Exercise directions:
Copy the records below exactly as they are written.

Raw records:
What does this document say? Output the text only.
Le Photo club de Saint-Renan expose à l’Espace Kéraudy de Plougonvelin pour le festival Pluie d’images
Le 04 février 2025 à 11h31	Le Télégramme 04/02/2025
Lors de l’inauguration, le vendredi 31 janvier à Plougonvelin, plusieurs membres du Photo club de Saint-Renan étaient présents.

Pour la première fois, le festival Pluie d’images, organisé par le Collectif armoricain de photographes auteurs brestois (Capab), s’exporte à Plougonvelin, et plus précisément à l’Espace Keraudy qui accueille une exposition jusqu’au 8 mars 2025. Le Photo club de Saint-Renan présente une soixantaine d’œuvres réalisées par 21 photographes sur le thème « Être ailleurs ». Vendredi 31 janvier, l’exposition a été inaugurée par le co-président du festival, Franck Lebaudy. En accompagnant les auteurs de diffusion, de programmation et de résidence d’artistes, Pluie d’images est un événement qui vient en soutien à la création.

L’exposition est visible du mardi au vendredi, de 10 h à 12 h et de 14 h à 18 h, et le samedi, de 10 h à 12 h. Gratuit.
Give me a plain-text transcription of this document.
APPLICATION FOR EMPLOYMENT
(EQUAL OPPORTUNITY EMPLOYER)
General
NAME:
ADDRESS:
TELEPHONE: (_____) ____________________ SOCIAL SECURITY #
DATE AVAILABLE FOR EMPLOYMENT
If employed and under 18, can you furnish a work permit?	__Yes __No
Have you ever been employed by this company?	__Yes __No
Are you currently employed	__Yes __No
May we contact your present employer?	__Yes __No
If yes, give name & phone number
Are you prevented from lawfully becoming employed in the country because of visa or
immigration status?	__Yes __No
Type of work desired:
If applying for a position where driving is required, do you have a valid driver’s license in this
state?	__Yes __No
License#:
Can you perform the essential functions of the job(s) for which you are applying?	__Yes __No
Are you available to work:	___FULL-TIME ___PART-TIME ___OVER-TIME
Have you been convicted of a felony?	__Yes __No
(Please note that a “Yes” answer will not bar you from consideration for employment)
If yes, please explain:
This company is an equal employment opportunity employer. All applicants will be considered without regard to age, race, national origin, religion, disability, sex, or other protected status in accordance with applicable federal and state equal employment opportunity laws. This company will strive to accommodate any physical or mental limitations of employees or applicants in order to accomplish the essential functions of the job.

Reply:
What does this document say? Output the text only.
Le Photo club de Saint-Renan expose à l’Espace Kéraudy de Plougonvelin pour le festival Pluie d’images
Le 04 février 2025 à 11h31	Le Télégramme 04/02/2025
Lors de l’inauguration, le vendredi 31 janvier à Plougonvelin, plusieurs membres du Photo club de Saint-Renan étaient présents.

Pour la première fois, le festival Pluie d’images, organisé par le Collectif armoricain de photographes auteurs brestois (Capab), s’exporte à Plougonvelin, et plus précisément à l’Espace Keraudy qui accueille une exposition jusqu’au 8 mars 2025. Le Photo club de Saint-Renan présente une soixantaine d’œuvres réalisées par 21 photographes sur le thème « Être ailleurs ». Vendredi 31 janvier, l’exposition a été inaugurée par le co-président du festival, Franck Lebaudy. En accompagnant les auteurs de diffusion, de programmation et de résidence d’artistes, Pluie d’images est un événement qui vient en soutien à la création.

L’exposition est visible du mardi au vendredi, de 10 h à 12 h et de 14 h à 18 h, et le samedi, de 10 h à 12 h. Gratuit.
Give me a plain-text transcription of this document.
APPLICATION FOR EMPLOYMENT
(EQUAL OPPORTUNITY EMPLOYER)
General
NAME:
ADDRESS:
TELEPHONE: (_____) ____________________ SOCIAL SECURITY #
DATE AVAILABLE FOR EMPLOYMENT
If employed and under 18, can you furnish a work permit?	__Yes __No
Have you ever been employed by this company?	__Yes __No
Are you currently employed	__Yes __No
May we contact your present employer?	__Yes __No
If yes, give name & phone number
Are you prevented from lawfully becoming employed in the country because of visa or
immigration status?	__Yes __No
Type of work desired:
If applying for a position where driving is required, do you have a valid driver’s license in this
state?	__Yes __No
License#:
Can you perform the essential functions of the job(s) for which you are applying?	__Yes __No
Are you available to work:	___FULL-TIME ___PART-TIME ___OVER-TIME
Have you been convicted of a felony?	__Yes __No
(Please note that a “Yes” answer will not bar you from consideration for employment)
If yes, please explain:
This company is an equal employment opportunity employer. All applicants will be considered without regard to age, race, national origin, religion, disability, sex, or other protected status in accordance with applicable federal and state equal employment opportunity laws. This company will strive to accommodate any physical or mental limitations of employees or applicants in order to accomplish the essential functions of the job.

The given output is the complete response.